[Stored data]
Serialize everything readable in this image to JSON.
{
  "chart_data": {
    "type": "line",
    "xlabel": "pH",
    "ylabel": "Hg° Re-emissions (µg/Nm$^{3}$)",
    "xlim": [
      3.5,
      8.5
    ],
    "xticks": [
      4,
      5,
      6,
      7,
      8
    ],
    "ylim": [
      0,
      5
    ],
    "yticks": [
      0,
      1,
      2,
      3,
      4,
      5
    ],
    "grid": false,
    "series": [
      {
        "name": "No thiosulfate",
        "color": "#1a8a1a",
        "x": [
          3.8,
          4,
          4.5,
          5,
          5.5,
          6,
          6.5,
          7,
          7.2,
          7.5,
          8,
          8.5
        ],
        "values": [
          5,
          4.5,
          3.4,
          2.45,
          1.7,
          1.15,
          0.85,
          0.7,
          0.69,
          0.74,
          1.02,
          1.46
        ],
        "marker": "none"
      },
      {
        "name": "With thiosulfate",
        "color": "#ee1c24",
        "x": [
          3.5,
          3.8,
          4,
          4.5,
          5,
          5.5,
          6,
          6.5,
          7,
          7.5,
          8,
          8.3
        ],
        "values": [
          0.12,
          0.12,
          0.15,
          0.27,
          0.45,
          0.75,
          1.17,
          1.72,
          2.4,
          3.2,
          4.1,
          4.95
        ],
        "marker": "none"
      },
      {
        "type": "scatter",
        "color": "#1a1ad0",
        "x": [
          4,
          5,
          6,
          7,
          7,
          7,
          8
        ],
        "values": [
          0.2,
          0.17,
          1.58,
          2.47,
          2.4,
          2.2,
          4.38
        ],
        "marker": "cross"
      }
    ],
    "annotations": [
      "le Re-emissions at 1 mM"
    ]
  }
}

Given request
Go through the data and return every record exactly.

Answer for the task
Serialize everything readable in this image to JSON.
{
  "chart_data": {
    "type": "line",
    "xlabel": "pH",
    "ylabel": "Hg° Re-emissions (µg/Nm$^{3}$)",
    "xlim": [
      3.5,
      8.5
    ],
    "xticks": [
      4,
      5,
      6,
      7,
      8
    ],
    "ylim": [
      0,
      5
    ],
    "yticks": [
      0,
      1,
      2,
      3,
      4,
      5
    ],
    "grid": false,
    "series": [
      {
        "name": "No thiosulfate",
        "color": "#1a8a1a",
        "x": [
          3.8,
          4,
          4.5,
          5,
          5.5,
          6,
          6.5,
          7,
          7.2,
          7.5,
          8,
          8.5
        ],
        "values": [
          5,
          4.5,
          3.4,
          2.45,
          1.7,
          1.15,
          0.85,
          0.7,
          0.69,
          0.74,
          1.02,
          1.46
        ],
        "marker": "none"
      },
      {
        "name": "With thiosulfate",
        "color": "#ee1c24",
        "x": [
          3.5,
          3.8,
          4,
          4.5,
          5,
          5.5,
          6,
          6.5,
          7,
          7.5,
          8,
          8.3
        ],
        "values": [
          0.12,
          0.12,
          0.15,
          0.27,
          0.45,
          0.75,
          1.17,
          1.72,
          2.4,
          3.2,
          4.1,
          4.95
        ],
        "marker": "none"
      },
      {
        "type": "scatter",
        "color": "#1a1ad0",
        "x": [
          4,
          5,
          6,
          7,
          7,
          7,
          8
        ],
        "values": [
          0.2,
          0.17,
          1.58,
          2.47,
          2.4,
          2.2,
          4.38
        ],
        "marker": "cross"
      }
    ],
    "annotations": [
      "le Re-emissions at 1 mM"
    ]
  }
}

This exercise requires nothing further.